=== Data for this exercise ===

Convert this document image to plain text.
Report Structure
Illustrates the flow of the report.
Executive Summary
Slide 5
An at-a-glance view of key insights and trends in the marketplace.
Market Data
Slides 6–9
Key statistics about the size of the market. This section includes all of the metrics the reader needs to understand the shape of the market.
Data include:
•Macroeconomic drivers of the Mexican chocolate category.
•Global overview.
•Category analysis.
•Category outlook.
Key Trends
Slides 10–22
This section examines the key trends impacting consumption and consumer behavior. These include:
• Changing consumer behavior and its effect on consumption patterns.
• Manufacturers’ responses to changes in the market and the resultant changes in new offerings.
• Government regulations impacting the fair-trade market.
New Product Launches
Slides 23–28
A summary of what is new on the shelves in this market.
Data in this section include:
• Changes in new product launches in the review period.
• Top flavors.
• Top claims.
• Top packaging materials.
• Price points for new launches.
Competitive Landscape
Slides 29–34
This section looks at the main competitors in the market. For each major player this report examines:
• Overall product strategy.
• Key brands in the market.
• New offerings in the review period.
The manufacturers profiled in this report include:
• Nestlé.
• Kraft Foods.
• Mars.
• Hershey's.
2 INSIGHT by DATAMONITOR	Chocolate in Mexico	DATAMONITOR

===

» What you are asked to do: Copy every line that contains the string "consumer".

» Written reply:
This section examines the key trends impacting consumption and consumer behavior. These include:
• Changing consumer behavior and its effect on consumption patterns.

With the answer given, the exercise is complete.